_What is needed_.
How many of the lines below include "icon"? Give the number and no other words.

Records excerpted from a collection:
****

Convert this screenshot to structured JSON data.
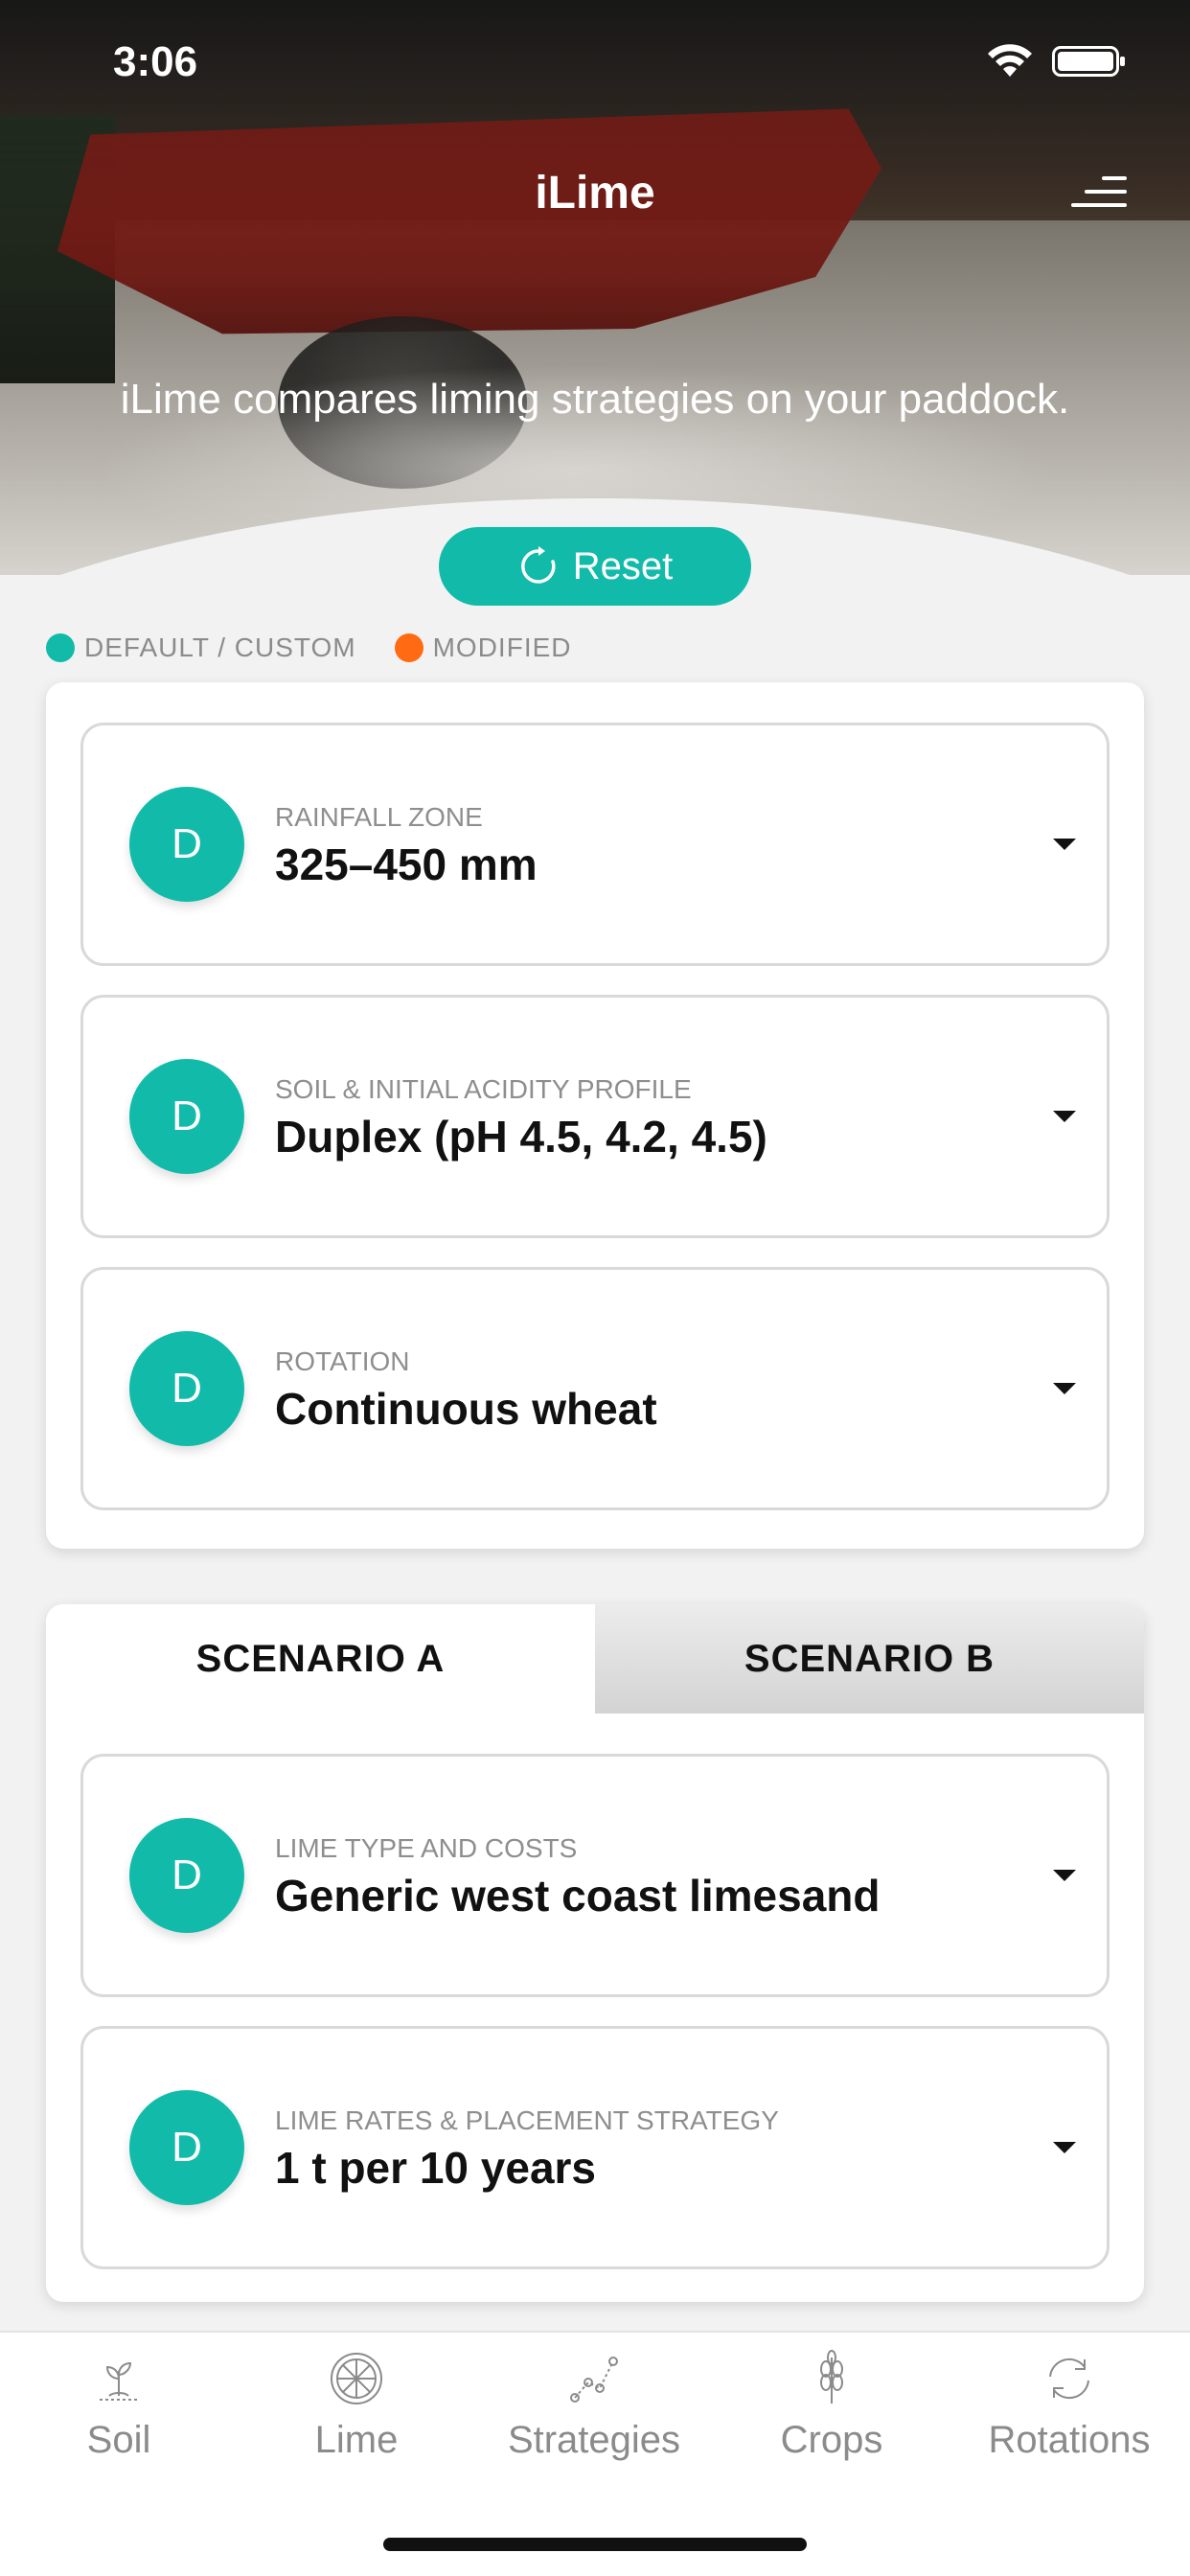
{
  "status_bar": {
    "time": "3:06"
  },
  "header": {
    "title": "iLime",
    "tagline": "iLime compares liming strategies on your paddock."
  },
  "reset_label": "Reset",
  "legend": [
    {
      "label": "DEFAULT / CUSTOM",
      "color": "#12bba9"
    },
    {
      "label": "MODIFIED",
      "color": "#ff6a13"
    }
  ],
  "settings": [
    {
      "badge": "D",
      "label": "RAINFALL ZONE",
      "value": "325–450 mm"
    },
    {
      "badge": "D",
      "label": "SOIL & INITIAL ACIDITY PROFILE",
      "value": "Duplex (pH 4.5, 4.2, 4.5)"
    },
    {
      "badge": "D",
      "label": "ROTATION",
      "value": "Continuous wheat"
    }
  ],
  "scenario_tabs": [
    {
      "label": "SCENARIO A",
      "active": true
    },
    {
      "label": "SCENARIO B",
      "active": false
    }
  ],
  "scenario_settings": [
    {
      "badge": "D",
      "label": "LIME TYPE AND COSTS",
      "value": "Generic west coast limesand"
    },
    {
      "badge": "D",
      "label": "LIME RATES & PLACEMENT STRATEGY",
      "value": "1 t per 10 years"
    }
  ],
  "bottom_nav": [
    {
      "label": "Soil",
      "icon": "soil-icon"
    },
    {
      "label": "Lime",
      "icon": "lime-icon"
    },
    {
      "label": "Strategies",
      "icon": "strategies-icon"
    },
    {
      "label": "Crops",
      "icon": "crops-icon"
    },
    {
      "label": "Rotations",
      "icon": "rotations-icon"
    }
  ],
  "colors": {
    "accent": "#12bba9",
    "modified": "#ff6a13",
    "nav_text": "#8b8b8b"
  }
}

****

_Output for this task_.
5